EXERCISE DETAILS | Go through the records and report each line in which the word "date" occurs.

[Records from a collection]
+ + + + +

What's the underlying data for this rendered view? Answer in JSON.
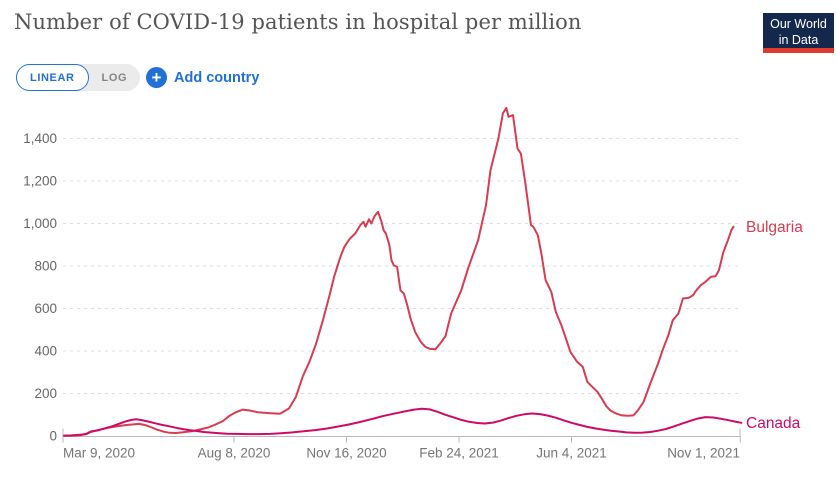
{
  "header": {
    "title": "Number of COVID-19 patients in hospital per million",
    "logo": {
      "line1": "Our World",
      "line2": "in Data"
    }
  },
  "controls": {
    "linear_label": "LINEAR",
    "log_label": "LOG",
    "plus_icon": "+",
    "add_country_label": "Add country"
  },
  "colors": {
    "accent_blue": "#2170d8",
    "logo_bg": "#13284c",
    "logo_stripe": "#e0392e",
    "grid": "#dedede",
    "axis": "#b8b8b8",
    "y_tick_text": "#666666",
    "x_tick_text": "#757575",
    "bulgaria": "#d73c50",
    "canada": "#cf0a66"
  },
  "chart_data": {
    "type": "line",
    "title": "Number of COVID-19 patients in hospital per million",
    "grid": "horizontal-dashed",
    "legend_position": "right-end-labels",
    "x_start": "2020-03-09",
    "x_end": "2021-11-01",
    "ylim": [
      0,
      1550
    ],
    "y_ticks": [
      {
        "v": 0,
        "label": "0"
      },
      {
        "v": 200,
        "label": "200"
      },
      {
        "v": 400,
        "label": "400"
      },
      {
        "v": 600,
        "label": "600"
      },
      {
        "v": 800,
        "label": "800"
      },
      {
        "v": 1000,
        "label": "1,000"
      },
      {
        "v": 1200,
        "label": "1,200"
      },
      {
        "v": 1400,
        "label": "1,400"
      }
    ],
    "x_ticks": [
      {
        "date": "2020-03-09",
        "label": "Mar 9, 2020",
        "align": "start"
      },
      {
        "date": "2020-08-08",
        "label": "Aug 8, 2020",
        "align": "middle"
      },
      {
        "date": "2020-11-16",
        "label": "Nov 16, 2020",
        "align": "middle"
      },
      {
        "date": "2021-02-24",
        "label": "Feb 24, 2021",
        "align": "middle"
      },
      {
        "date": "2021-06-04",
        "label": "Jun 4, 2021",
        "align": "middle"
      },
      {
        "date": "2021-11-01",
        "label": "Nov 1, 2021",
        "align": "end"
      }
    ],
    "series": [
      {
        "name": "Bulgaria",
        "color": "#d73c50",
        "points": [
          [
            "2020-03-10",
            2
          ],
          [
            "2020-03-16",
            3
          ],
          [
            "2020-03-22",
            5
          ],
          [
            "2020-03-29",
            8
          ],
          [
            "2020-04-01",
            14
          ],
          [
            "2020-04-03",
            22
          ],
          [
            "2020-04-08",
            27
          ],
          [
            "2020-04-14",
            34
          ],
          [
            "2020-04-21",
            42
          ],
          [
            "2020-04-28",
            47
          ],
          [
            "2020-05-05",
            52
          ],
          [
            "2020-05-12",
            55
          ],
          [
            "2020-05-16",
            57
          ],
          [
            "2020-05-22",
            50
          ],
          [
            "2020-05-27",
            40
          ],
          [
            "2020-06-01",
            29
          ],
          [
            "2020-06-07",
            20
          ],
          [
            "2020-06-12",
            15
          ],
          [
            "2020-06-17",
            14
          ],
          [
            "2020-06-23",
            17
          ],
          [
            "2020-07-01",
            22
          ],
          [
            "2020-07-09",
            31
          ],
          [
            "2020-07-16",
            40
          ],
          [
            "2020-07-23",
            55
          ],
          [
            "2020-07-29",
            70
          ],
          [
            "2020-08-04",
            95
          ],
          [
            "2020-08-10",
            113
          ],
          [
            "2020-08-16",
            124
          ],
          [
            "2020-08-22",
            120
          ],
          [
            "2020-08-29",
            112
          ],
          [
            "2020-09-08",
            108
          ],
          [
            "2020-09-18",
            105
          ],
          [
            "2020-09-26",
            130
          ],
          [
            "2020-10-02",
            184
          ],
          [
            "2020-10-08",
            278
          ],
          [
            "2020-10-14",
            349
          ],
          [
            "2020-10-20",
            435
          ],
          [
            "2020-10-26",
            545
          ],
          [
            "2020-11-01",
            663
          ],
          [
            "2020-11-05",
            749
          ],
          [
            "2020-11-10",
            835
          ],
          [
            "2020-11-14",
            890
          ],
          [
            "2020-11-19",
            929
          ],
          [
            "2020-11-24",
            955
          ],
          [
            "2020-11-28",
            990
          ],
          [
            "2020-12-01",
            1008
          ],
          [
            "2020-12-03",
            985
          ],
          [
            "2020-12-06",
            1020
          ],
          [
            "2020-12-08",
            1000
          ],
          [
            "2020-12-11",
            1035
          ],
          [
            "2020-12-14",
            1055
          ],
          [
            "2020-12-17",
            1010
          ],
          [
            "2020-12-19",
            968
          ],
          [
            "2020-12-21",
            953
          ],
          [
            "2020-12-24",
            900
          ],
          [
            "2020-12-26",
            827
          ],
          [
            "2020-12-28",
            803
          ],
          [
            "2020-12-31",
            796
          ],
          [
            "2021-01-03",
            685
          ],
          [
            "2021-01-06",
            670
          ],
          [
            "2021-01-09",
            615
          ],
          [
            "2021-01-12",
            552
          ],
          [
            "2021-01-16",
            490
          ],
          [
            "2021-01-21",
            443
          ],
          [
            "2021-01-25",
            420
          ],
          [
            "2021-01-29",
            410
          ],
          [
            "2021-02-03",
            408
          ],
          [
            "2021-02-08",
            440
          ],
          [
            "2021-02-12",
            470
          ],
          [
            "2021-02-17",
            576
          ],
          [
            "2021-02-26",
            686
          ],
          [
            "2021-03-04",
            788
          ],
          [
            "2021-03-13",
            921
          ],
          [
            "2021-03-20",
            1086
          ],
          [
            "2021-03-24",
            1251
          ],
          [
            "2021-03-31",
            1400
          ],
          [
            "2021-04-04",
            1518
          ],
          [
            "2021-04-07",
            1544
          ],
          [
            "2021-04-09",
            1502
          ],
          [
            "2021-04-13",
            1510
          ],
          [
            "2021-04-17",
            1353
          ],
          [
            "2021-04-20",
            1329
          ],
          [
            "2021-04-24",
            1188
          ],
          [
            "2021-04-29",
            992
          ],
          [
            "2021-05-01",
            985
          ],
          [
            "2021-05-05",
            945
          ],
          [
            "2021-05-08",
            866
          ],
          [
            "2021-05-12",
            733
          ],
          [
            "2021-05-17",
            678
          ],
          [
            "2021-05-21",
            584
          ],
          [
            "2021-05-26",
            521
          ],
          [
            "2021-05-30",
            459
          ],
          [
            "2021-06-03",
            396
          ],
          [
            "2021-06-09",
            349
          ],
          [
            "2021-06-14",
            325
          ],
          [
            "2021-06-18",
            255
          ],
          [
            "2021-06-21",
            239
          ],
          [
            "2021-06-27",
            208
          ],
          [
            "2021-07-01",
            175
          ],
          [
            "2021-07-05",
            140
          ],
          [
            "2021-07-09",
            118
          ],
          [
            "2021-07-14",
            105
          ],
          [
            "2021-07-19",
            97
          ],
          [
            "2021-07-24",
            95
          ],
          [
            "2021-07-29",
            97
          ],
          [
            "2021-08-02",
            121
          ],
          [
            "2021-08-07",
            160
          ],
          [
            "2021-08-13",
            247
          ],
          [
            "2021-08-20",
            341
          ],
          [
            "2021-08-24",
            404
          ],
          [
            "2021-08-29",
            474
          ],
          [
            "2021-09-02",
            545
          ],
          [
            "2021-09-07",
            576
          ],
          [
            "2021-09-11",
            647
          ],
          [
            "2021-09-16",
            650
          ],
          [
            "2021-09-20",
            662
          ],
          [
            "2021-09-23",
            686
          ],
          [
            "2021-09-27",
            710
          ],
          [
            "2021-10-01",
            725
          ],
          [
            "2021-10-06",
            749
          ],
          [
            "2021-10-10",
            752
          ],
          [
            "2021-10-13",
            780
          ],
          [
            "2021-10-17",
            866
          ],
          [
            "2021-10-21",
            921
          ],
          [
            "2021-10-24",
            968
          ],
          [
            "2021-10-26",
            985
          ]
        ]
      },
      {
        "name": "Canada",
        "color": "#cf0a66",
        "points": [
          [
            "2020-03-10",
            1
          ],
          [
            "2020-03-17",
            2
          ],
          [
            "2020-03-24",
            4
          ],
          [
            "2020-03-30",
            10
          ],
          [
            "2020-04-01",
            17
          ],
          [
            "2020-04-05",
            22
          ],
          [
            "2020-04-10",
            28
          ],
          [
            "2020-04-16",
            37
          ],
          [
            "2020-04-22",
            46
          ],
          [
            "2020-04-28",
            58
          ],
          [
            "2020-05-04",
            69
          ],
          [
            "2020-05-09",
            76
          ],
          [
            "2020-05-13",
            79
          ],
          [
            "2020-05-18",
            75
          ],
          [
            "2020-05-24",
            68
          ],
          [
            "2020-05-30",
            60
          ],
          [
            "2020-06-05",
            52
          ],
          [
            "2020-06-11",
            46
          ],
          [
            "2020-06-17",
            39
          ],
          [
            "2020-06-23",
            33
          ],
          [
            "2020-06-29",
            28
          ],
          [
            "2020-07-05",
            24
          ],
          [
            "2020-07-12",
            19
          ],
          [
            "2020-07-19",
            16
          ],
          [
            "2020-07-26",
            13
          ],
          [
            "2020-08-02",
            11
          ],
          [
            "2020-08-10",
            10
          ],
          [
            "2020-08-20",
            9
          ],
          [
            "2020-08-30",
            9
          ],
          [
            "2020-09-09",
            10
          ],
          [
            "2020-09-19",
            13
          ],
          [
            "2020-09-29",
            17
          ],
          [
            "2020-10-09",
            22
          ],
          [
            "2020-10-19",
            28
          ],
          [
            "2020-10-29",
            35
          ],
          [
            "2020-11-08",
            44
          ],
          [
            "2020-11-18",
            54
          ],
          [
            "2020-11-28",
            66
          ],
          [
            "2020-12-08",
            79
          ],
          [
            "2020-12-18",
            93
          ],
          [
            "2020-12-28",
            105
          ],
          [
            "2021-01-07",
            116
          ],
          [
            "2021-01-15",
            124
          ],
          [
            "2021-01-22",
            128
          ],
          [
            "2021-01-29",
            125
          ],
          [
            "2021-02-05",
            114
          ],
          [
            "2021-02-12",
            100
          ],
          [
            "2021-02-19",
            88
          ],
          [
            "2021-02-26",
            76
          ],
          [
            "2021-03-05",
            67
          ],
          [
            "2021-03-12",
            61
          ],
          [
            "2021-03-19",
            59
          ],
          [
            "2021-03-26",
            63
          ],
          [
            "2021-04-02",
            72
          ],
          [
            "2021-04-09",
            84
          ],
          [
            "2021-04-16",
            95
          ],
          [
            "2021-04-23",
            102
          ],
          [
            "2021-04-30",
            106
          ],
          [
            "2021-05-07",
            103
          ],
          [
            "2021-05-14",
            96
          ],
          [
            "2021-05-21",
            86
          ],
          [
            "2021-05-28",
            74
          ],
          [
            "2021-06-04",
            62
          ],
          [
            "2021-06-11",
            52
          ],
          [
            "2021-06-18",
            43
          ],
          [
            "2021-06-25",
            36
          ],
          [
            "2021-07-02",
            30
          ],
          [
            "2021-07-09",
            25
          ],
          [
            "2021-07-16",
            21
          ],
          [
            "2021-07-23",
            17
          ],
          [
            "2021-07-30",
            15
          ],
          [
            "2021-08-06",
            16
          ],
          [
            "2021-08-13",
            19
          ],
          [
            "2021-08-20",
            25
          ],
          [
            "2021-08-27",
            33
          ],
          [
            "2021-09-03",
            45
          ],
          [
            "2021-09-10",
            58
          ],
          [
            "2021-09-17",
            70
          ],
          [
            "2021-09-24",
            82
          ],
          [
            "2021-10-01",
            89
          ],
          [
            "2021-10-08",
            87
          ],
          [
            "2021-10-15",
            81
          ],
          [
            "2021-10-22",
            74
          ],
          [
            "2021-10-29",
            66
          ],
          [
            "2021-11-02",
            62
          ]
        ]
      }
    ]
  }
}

+ + + + +

WORKED SOLUTION |
        "date": "2020-03-09",
        "date": "2020-08-08",
        "date": "2020-11-16",
        "date": "2021-02-24",
        "date": "2021-06-04",
        "date": "2021-11-01",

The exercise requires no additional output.